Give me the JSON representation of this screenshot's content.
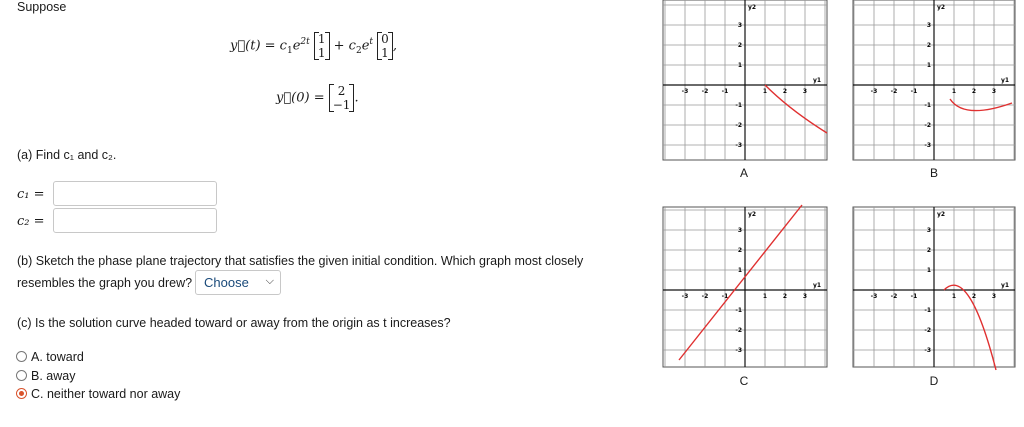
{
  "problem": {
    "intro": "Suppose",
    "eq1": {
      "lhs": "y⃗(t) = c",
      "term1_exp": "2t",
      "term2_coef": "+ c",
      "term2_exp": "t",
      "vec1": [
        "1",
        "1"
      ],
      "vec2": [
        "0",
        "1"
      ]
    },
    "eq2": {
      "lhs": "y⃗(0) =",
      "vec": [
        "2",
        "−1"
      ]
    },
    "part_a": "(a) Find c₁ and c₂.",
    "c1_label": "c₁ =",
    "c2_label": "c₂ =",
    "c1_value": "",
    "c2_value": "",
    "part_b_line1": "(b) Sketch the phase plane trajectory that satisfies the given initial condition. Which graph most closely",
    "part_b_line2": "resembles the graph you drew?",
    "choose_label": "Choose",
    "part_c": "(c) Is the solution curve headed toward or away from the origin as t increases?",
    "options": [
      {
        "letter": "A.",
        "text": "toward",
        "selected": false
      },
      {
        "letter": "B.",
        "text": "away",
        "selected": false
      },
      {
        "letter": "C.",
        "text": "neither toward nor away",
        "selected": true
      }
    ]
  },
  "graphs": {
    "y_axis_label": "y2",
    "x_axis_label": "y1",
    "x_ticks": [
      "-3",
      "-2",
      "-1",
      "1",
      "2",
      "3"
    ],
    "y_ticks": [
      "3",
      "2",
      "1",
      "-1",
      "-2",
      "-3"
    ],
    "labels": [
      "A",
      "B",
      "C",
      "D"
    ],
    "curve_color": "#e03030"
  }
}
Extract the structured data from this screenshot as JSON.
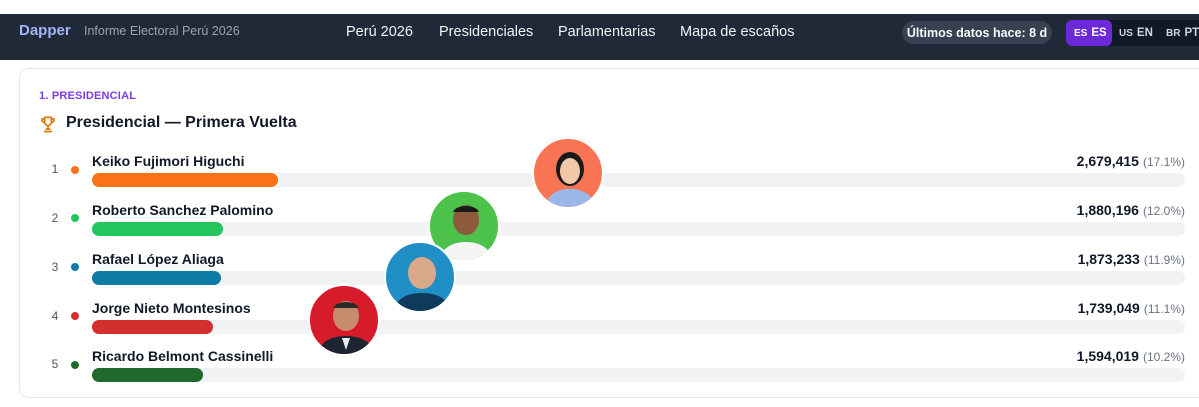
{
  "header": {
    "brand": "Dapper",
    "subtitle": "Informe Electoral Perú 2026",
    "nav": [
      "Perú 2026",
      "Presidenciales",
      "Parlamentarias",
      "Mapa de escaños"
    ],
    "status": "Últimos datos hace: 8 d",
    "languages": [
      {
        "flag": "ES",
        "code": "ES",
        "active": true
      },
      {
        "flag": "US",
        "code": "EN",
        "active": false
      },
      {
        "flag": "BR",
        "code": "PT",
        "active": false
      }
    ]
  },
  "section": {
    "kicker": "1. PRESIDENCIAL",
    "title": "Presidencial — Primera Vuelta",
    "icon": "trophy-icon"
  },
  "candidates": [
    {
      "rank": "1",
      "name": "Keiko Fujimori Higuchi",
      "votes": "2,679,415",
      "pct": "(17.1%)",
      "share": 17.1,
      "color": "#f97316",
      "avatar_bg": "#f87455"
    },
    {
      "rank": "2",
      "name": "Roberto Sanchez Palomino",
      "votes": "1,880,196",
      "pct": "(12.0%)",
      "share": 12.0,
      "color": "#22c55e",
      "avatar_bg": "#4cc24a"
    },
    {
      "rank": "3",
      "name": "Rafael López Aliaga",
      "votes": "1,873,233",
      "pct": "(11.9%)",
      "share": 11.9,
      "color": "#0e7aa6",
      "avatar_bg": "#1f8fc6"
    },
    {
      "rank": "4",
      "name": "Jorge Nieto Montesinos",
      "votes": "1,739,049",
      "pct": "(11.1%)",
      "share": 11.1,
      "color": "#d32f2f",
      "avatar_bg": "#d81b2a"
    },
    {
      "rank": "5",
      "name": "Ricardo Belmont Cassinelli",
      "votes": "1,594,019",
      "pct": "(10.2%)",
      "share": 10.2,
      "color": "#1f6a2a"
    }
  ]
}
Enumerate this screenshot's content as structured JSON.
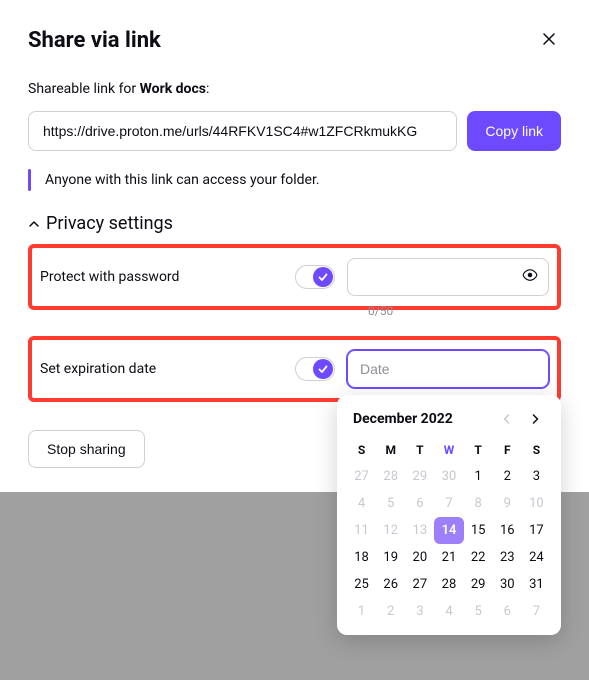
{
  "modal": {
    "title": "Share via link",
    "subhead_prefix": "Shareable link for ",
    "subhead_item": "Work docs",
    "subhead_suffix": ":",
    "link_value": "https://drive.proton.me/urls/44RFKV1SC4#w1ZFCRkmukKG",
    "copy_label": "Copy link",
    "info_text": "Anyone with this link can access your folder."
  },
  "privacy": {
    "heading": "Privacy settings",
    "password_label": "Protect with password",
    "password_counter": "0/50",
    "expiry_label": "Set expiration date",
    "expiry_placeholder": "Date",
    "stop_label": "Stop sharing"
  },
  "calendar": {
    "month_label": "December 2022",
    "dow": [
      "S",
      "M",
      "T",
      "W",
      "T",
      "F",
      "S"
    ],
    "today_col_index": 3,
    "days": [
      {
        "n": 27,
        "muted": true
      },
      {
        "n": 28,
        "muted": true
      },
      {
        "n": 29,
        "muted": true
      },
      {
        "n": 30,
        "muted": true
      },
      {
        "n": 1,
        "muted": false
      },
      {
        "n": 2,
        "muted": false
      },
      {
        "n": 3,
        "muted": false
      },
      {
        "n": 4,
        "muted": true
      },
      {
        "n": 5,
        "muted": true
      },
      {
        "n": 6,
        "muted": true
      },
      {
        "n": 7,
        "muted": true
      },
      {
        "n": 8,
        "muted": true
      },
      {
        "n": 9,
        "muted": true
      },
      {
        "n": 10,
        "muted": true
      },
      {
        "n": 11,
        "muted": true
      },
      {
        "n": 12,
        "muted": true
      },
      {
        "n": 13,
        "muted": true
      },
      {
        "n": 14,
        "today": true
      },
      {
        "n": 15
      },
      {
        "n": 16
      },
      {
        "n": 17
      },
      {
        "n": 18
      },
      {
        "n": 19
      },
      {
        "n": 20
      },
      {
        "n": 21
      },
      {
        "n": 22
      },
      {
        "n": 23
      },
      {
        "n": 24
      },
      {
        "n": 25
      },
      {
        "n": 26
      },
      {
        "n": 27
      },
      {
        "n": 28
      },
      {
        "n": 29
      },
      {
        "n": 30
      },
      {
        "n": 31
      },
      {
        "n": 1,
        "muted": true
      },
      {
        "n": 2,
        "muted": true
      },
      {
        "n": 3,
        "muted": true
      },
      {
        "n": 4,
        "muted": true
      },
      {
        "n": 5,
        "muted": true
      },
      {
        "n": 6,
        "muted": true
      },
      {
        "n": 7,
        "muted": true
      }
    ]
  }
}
--*--
## Written exercise
Count up the lines in the listing that hold the word "screenshot", and give that number only.

## Task output
3